Transcribe the records in full, keeping every character as it is.

++++ Records for the exercise

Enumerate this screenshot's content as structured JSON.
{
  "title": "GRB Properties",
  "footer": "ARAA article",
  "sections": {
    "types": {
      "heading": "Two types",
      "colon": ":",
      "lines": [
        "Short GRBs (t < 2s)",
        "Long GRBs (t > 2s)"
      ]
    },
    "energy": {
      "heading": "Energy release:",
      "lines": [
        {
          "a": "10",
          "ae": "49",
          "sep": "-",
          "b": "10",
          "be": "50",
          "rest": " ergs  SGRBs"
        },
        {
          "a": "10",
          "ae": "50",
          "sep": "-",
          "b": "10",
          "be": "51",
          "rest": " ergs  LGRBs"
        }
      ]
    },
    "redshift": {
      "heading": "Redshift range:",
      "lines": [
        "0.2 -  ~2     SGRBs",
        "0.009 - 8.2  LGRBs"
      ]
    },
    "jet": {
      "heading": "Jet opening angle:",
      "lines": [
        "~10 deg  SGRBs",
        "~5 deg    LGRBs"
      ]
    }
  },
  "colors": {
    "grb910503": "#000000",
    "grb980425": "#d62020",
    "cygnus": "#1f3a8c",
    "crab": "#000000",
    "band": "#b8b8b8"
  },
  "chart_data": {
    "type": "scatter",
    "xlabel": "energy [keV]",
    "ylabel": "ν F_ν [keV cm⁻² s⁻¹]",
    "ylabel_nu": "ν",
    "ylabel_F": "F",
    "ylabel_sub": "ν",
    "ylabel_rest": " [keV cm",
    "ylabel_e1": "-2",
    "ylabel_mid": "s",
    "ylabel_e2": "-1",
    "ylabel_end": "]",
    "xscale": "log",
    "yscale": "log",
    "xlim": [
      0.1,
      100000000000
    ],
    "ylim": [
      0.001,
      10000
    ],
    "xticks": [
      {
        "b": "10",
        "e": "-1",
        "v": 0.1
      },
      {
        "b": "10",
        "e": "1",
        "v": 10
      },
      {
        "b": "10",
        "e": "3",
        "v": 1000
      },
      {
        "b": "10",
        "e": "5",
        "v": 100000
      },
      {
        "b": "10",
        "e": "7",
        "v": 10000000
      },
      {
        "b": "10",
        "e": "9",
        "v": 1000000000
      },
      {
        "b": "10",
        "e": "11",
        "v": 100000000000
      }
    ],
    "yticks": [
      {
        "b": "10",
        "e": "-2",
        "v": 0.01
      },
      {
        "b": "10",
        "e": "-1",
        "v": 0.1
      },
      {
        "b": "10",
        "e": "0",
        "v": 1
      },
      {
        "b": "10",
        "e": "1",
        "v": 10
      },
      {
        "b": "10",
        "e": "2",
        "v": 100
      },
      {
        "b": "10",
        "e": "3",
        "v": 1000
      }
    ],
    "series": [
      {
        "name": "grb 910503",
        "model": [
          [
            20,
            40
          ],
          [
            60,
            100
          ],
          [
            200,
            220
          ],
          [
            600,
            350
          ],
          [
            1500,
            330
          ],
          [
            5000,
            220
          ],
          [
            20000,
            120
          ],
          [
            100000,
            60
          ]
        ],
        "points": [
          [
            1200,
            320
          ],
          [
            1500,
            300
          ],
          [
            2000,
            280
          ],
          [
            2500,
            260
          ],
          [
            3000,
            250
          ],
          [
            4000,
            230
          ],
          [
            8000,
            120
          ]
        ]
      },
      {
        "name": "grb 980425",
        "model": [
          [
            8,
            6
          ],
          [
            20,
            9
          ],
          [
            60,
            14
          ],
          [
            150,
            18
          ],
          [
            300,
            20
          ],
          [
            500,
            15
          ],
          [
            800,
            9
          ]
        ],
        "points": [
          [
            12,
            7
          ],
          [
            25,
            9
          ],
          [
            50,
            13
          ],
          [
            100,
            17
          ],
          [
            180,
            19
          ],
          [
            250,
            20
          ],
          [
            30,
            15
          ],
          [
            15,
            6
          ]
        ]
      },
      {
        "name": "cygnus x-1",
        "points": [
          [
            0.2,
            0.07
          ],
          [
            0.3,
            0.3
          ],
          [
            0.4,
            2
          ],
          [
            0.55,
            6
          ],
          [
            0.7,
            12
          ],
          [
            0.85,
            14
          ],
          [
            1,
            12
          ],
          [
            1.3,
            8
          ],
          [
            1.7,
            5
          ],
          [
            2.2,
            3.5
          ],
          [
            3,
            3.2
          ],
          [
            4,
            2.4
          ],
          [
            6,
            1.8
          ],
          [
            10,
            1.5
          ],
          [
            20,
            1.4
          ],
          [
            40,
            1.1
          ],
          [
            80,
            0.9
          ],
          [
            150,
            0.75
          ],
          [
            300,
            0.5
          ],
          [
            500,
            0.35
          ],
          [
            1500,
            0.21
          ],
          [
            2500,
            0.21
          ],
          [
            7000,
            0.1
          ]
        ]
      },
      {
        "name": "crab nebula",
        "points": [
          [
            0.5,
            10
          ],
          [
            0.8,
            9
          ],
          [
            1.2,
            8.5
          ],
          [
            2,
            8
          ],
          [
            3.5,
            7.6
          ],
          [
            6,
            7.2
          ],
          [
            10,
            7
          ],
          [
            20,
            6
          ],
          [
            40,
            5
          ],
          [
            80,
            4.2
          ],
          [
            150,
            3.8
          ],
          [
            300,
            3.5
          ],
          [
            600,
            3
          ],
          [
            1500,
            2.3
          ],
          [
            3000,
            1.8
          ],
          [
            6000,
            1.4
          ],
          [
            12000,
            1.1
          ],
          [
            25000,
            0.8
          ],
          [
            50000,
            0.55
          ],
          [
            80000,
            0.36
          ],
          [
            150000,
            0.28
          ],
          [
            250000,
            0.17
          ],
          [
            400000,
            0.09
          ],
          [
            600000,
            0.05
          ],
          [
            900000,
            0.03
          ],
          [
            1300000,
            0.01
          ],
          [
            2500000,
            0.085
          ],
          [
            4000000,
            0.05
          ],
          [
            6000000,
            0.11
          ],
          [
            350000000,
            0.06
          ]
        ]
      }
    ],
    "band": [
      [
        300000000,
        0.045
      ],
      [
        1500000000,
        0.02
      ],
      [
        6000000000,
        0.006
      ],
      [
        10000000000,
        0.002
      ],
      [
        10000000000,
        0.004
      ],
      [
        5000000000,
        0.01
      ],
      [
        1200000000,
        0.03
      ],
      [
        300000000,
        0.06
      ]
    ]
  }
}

++++++++

§ **Written solution**
Enumerate this screenshot's content as structured JSON.
{
  "title": "GRB Properties",
  "footer": "ARAA article",
  "sections": {
    "types": {
      "heading": "Two types",
      "colon": ":",
      "lines": [
        "Short GRBs (t < 2s)",
        "Long GRBs (t > 2s)"
      ]
    },
    "energy": {
      "heading": "Energy release:",
      "lines": [
        {
          "a": "10",
          "ae": "49",
          "sep": "-",
          "b": "10",
          "be": "50",
          "rest": " ergs  SGRBs"
        },
        {
          "a": "10",
          "ae": "50",
          "sep": "-",
          "b": "10",
          "be": "51",
          "rest": " ergs  LGRBs"
        }
      ]
    },
    "redshift": {
      "heading": "Redshift range:",
      "lines": [
        "0.2 -  ~2     SGRBs",
        "0.009 - 8.2  LGRBs"
      ]
    },
    "jet": {
      "heading": "Jet opening angle:",
      "lines": [
        "~10 deg  SGRBs",
        "~5 deg    LGRBs"
      ]
    }
  },
  "colors": {
    "grb910503": "#000000",
    "grb980425": "#d62020",
    "cygnus": "#1f3a8c",
    "crab": "#000000",
    "band": "#b8b8b8"
  },
  "chart_data": {
    "type": "scatter",
    "xlabel": "energy [keV]",
    "ylabel": "ν F_ν [keV cm⁻² s⁻¹]",
    "ylabel_nu": "ν",
    "ylabel_F": "F",
    "ylabel_sub": "ν",
    "ylabel_rest": " [keV cm",
    "ylabel_e1": "-2",
    "ylabel_mid": "s",
    "ylabel_e2": "-1",
    "ylabel_end": "]",
    "xscale": "log",
    "yscale": "log",
    "xlim": [
      0.1,
      100000000000
    ],
    "ylim": [
      0.001,
      10000
    ],
    "xticks": [
      {
        "b": "10",
        "e": "-1",
        "v": 0.1
      },
      {
        "b": "10",
        "e": "1",
        "v": 10
      },
      {
        "b": "10",
        "e": "3",
        "v": 1000
      },
      {
        "b": "10",
        "e": "5",
        "v": 100000
      },
      {
        "b": "10",
        "e": "7",
        "v": 10000000
      },
      {
        "b": "10",
        "e": "9",
        "v": 1000000000
      },
      {
        "b": "10",
        "e": "11",
        "v": 100000000000
      }
    ],
    "yticks": [
      {
        "b": "10",
        "e": "-2",
        "v": 0.01
      },
      {
        "b": "10",
        "e": "-1",
        "v": 0.1
      },
      {
        "b": "10",
        "e": "0",
        "v": 1
      },
      {
        "b": "10",
        "e": "1",
        "v": 10
      },
      {
        "b": "10",
        "e": "2",
        "v": 100
      },
      {
        "b": "10",
        "e": "3",
        "v": 1000
      }
    ],
    "series": [
      {
        "name": "grb 910503",
        "model": [
          [
            20,
            40
          ],
          [
            60,
            100
          ],
          [
            200,
            220
          ],
          [
            600,
            350
          ],
          [
            1500,
            330
          ],
          [
            5000,
            220
          ],
          [
            20000,
            120
          ],
          [
            100000,
            60
          ]
        ],
        "points": [
          [
            1200,
            320
          ],
          [
            1500,
            300
          ],
          [
            2000,
            280
          ],
          [
            2500,
            260
          ],
          [
            3000,
            250
          ],
          [
            4000,
            230
          ],
          [
            8000,
            120
          ]
        ]
      },
      {
        "name": "grb 980425",
        "model": [
          [
            8,
            6
          ],
          [
            20,
            9
          ],
          [
            60,
            14
          ],
          [
            150,
            18
          ],
          [
            300,
            20
          ],
          [
            500,
            15
          ],
          [
            800,
            9
          ]
        ],
        "points": [
          [
            12,
            7
          ],
          [
            25,
            9
          ],
          [
            50,
            13
          ],
          [
            100,
            17
          ],
          [
            180,
            19
          ],
          [
            250,
            20
          ],
          [
            30,
            15
          ],
          [
            15,
            6
          ]
        ]
      },
      {
        "name": "cygnus x-1",
        "points": [
          [
            0.2,
            0.07
          ],
          [
            0.3,
            0.3
          ],
          [
            0.4,
            2
          ],
          [
            0.55,
            6
          ],
          [
            0.7,
            12
          ],
          [
            0.85,
            14
          ],
          [
            1,
            12
          ],
          [
            1.3,
            8
          ],
          [
            1.7,
            5
          ],
          [
            2.2,
            3.5
          ],
          [
            3,
            3.2
          ],
          [
            4,
            2.4
          ],
          [
            6,
            1.8
          ],
          [
            10,
            1.5
          ],
          [
            20,
            1.4
          ],
          [
            40,
            1.1
          ],
          [
            80,
            0.9
          ],
          [
            150,
            0.75
          ],
          [
            300,
            0.5
          ],
          [
            500,
            0.35
          ],
          [
            1500,
            0.21
          ],
          [
            2500,
            0.21
          ],
          [
            7000,
            0.1
          ]
        ]
      },
      {
        "name": "crab nebula",
        "points": [
          [
            0.5,
            10
          ],
          [
            0.8,
            9
          ],
          [
            1.2,
            8.5
          ],
          [
            2,
            8
          ],
          [
            3.5,
            7.6
          ],
          [
            6,
            7.2
          ],
          [
            10,
            7
          ],
          [
            20,
            6
          ],
          [
            40,
            5
          ],
          [
            80,
            4.2
          ],
          [
            150,
            3.8
          ],
          [
            300,
            3.5
          ],
          [
            600,
            3
          ],
          [
            1500,
            2.3
          ],
          [
            3000,
            1.8
          ],
          [
            6000,
            1.4
          ],
          [
            12000,
            1.1
          ],
          [
            25000,
            0.8
          ],
          [
            50000,
            0.55
          ],
          [
            80000,
            0.36
          ],
          [
            150000,
            0.28
          ],
          [
            250000,
            0.17
          ],
          [
            400000,
            0.09
          ],
          [
            600000,
            0.05
          ],
          [
            900000,
            0.03
          ],
          [
            1300000,
            0.01
          ],
          [
            2500000,
            0.085
          ],
          [
            4000000,
            0.05
          ],
          [
            6000000,
            0.11
          ],
          [
            350000000,
            0.06
          ]
        ]
      }
    ],
    "band": [
      [
        300000000,
        0.045
      ],
      [
        1500000000,
        0.02
      ],
      [
        6000000000,
        0.006
      ],
      [
        10000000000,
        0.002
      ],
      [
        10000000000,
        0.004
      ],
      [
        5000000000,
        0.01
      ],
      [
        1200000000,
        0.03
      ],
      [
        300000000,
        0.06
      ]
    ]
  }
}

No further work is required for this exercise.